__To do__
Filter the listing and keep only the lines with the word "grid".

* * * *

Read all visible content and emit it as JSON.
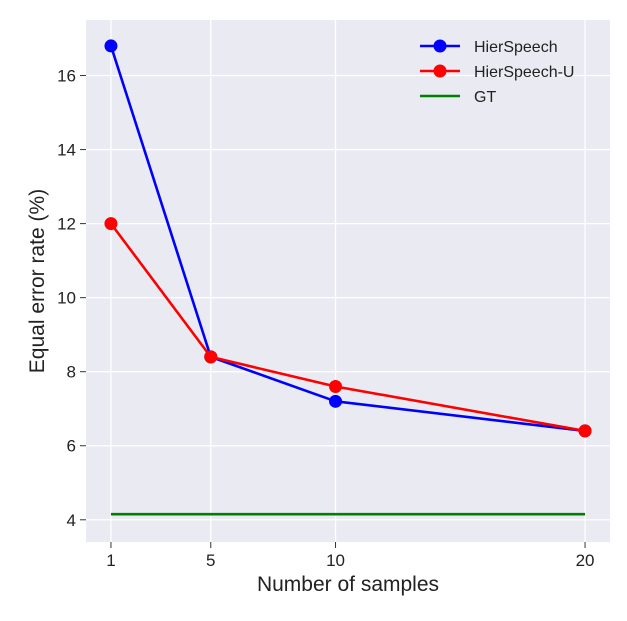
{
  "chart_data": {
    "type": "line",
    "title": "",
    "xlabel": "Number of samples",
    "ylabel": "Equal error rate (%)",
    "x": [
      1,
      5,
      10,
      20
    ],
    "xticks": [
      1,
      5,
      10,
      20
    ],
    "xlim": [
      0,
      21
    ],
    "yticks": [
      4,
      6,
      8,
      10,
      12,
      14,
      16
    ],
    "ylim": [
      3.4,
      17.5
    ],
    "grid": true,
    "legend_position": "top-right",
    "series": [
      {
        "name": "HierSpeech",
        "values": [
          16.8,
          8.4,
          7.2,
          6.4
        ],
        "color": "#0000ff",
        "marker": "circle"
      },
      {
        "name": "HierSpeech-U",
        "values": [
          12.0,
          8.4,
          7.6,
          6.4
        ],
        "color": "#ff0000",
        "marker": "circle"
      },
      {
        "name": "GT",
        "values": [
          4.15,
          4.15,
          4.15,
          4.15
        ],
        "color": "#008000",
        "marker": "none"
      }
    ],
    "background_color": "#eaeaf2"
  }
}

* * * *

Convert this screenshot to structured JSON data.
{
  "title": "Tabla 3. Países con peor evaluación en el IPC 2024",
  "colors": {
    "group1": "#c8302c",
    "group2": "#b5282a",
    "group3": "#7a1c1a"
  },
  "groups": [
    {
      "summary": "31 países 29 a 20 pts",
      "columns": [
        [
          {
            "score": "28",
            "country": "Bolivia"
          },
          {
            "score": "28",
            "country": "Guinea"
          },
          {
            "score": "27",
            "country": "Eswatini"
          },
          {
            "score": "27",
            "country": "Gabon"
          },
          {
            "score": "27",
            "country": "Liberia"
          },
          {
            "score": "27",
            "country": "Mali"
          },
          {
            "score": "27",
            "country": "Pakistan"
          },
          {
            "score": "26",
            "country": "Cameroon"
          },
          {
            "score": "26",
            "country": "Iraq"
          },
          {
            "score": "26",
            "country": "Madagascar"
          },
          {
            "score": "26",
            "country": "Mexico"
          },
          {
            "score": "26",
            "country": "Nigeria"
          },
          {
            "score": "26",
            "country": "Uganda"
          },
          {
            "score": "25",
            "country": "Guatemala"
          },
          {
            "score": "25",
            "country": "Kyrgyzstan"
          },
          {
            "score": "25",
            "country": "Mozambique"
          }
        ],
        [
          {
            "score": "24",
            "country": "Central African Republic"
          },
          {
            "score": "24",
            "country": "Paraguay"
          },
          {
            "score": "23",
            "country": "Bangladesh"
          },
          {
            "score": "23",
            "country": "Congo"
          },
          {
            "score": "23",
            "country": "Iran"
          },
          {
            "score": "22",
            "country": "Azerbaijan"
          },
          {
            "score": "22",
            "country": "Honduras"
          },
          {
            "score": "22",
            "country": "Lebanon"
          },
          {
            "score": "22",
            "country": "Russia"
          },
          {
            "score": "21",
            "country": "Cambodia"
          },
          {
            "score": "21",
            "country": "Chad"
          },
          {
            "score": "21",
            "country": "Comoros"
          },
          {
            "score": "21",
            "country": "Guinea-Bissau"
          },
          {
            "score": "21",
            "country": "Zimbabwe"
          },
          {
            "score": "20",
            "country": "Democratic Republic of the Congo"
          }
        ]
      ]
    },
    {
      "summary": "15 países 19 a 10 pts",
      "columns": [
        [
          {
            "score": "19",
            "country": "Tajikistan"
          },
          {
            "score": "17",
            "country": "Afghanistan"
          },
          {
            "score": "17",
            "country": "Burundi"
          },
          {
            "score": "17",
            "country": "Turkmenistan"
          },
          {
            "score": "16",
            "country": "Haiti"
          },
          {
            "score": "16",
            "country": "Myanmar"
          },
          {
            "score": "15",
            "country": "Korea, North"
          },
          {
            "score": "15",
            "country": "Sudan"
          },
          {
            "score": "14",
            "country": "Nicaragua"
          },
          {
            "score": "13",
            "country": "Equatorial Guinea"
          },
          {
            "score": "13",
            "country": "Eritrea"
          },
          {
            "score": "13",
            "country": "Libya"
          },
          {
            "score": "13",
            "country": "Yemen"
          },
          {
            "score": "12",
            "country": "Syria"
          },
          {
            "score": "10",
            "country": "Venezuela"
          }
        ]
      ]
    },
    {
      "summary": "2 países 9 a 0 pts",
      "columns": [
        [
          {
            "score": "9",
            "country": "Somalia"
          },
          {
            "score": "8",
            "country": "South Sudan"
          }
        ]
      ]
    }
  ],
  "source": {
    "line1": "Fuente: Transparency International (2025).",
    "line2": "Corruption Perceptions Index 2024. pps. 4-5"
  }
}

* * * *

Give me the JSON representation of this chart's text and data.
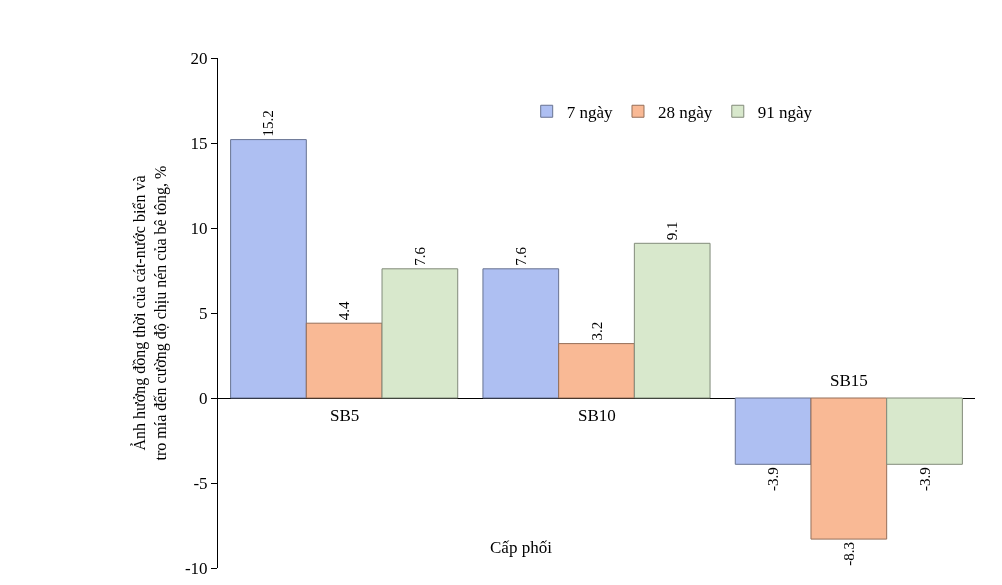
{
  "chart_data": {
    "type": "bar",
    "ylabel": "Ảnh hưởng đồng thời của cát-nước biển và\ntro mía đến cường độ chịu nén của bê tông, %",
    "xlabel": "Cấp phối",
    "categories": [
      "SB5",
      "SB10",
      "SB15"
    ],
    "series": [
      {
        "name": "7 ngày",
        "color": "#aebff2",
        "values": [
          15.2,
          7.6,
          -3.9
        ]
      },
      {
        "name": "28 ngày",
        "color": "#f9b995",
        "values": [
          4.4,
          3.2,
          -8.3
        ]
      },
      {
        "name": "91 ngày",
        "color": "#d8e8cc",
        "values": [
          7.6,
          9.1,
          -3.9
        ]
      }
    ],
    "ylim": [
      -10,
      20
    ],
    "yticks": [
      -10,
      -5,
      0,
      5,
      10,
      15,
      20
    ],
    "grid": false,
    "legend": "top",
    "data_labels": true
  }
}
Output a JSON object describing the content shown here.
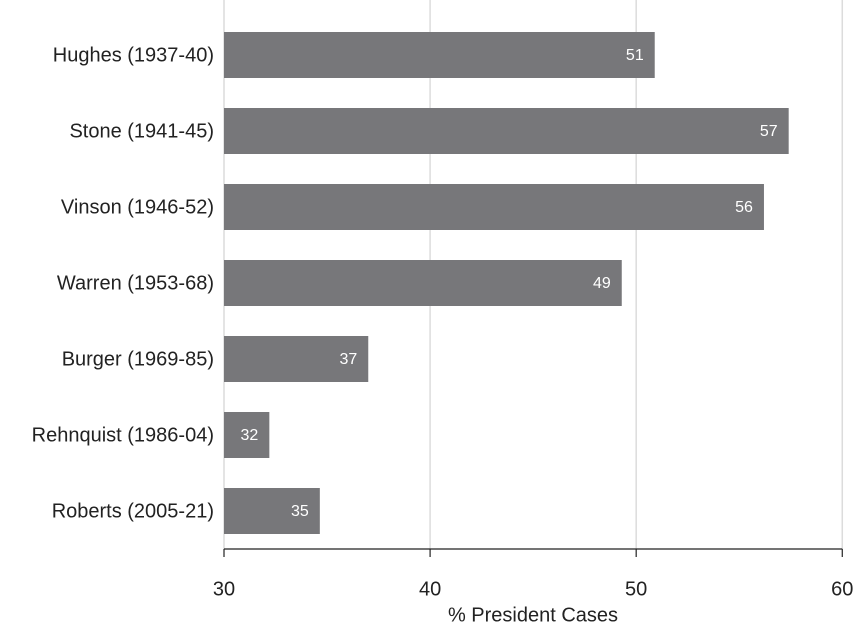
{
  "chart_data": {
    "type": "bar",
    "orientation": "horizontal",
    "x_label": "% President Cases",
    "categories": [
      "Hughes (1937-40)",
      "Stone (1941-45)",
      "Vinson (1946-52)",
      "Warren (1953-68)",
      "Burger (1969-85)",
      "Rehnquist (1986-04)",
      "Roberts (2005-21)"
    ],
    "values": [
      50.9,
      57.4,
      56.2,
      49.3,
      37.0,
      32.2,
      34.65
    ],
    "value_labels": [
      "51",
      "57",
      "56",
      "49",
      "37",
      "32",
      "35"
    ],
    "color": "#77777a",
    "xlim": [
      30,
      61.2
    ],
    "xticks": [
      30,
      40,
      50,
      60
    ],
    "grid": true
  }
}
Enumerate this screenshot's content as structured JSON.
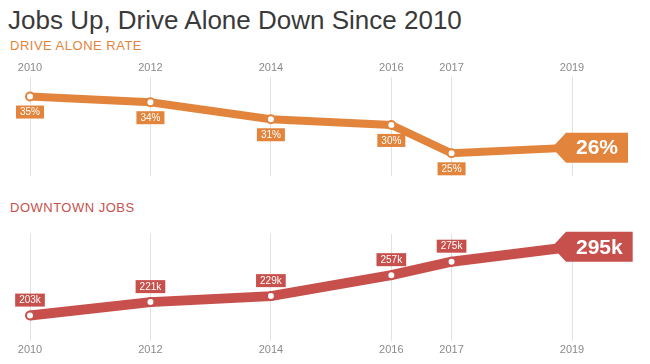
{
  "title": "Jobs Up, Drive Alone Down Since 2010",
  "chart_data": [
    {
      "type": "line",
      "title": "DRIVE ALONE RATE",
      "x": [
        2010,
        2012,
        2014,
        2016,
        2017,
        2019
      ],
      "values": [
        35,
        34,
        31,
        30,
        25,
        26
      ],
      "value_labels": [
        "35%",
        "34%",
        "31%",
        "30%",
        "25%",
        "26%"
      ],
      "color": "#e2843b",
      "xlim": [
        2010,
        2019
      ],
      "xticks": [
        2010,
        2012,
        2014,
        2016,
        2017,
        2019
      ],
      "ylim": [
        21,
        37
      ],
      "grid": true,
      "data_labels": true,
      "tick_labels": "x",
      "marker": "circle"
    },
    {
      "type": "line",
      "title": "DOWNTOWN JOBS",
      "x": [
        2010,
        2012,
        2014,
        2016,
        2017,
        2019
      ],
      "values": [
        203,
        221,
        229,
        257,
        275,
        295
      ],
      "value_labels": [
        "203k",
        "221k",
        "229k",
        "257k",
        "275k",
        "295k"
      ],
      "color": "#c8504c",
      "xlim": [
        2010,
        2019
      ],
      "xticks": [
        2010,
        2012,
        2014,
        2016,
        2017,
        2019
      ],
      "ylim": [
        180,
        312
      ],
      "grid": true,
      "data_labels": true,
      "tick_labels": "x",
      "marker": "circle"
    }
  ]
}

* * * *

__Solution to this problem__
    "grid": true,
    "grid": false,
    "grid": true
      "grid": true,
      "grid": true,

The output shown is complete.